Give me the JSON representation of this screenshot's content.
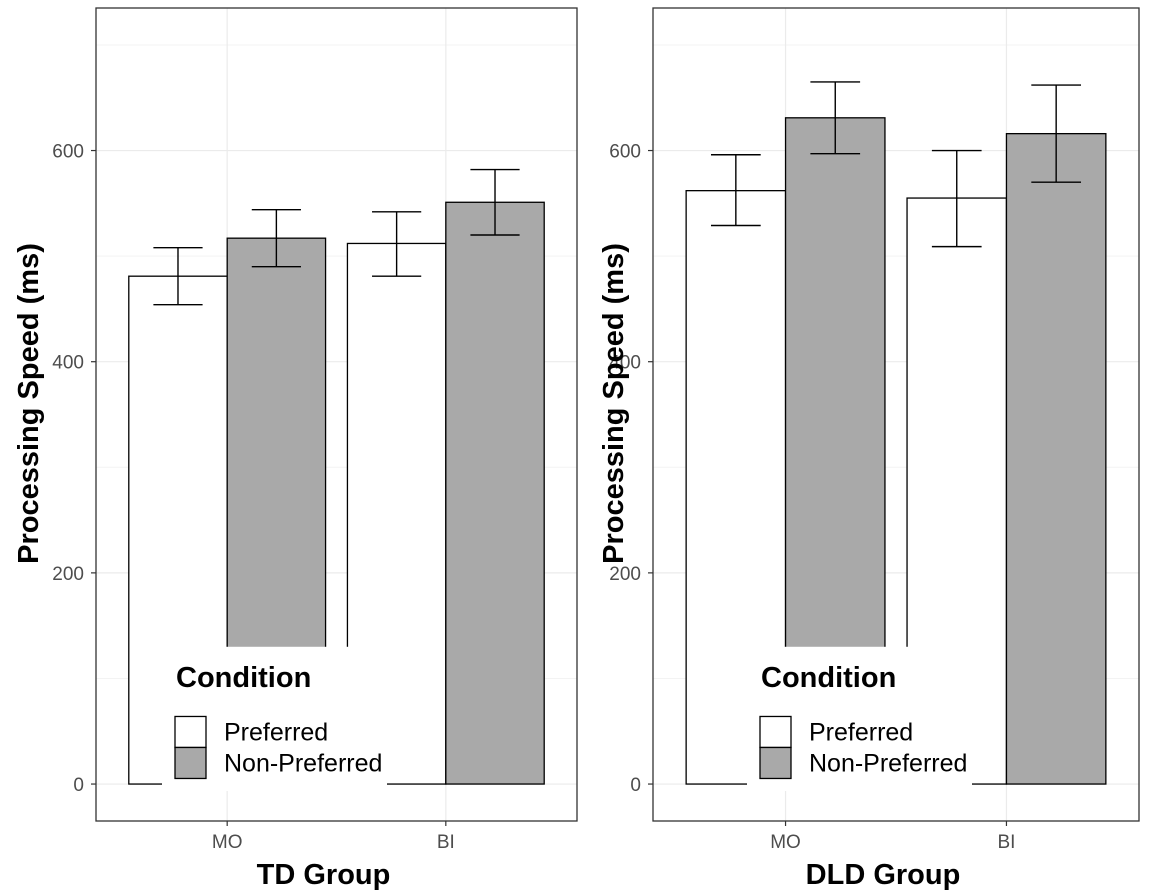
{
  "colors": {
    "preferred": "#ffffff",
    "non_preferred": "#a9a9a9",
    "grid_major": "#ebebeb",
    "grid_minor": "#f3f3f3",
    "panel_border": "#333333",
    "tick_text": "#4d4d4d"
  },
  "chart_data": [
    {
      "type": "bar",
      "title": "",
      "xlabel": "TD Group",
      "ylabel": "Processing Speed (ms)",
      "categories": [
        "MO",
        "BI"
      ],
      "ylim": [
        -35,
        735
      ],
      "yticks": [
        0,
        200,
        400,
        600
      ],
      "grid": true,
      "legend_position": "bottom-left",
      "legend_title": "Condition",
      "series": [
        {
          "name": "Preferred",
          "values": [
            481,
            512
          ],
          "error_low": [
            454,
            481
          ],
          "error_high": [
            508,
            542
          ]
        },
        {
          "name": "Non-Preferred",
          "values": [
            517,
            551
          ],
          "error_low": [
            490,
            520
          ],
          "error_high": [
            544,
            582
          ]
        }
      ]
    },
    {
      "type": "bar",
      "title": "",
      "xlabel": "DLD Group",
      "ylabel": "Processing Speed (ms)",
      "categories": [
        "MO",
        "BI"
      ],
      "ylim": [
        -35,
        735
      ],
      "yticks": [
        0,
        200,
        400,
        600
      ],
      "grid": true,
      "legend_position": "bottom-left",
      "legend_title": "Condition",
      "series": [
        {
          "name": "Preferred",
          "values": [
            562,
            555
          ],
          "error_low": [
            529,
            509
          ],
          "error_high": [
            596,
            600
          ]
        },
        {
          "name": "Non-Preferred",
          "values": [
            631,
            616
          ],
          "error_low": [
            597,
            570
          ],
          "error_high": [
            665,
            662
          ]
        }
      ]
    }
  ]
}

####

▶ [WHAT YOU NEED TO DO]: What you return should match the records above word for word, minus the pictures.

▶ [OUTPUT FOR THIS EXERCISE]:
Give me the JSON representation of this screenshot's content.
{
  "colors": {
    "preferred": "#ffffff",
    "non_preferred": "#a9a9a9",
    "grid_major": "#ebebeb",
    "grid_minor": "#f3f3f3",
    "panel_border": "#333333",
    "tick_text": "#4d4d4d"
  },
  "chart_data": [
    {
      "type": "bar",
      "title": "",
      "xlabel": "TD Group",
      "ylabel": "Processing Speed (ms)",
      "categories": [
        "MO",
        "BI"
      ],
      "ylim": [
        -35,
        735
      ],
      "yticks": [
        0,
        200,
        400,
        600
      ],
      "grid": true,
      "legend_position": "bottom-left",
      "legend_title": "Condition",
      "series": [
        {
          "name": "Preferred",
          "values": [
            481,
            512
          ],
          "error_low": [
            454,
            481
          ],
          "error_high": [
            508,
            542
          ]
        },
        {
          "name": "Non-Preferred",
          "values": [
            517,
            551
          ],
          "error_low": [
            490,
            520
          ],
          "error_high": [
            544,
            582
          ]
        }
      ]
    },
    {
      "type": "bar",
      "title": "",
      "xlabel": "DLD Group",
      "ylabel": "Processing Speed (ms)",
      "categories": [
        "MO",
        "BI"
      ],
      "ylim": [
        -35,
        735
      ],
      "yticks": [
        0,
        200,
        400,
        600
      ],
      "grid": true,
      "legend_position": "bottom-left",
      "legend_title": "Condition",
      "series": [
        {
          "name": "Preferred",
          "values": [
            562,
            555
          ],
          "error_low": [
            529,
            509
          ],
          "error_high": [
            596,
            600
          ]
        },
        {
          "name": "Non-Preferred",
          "values": [
            631,
            616
          ],
          "error_low": [
            597,
            570
          ],
          "error_high": [
            665,
            662
          ]
        }
      ]
    }
  ]
}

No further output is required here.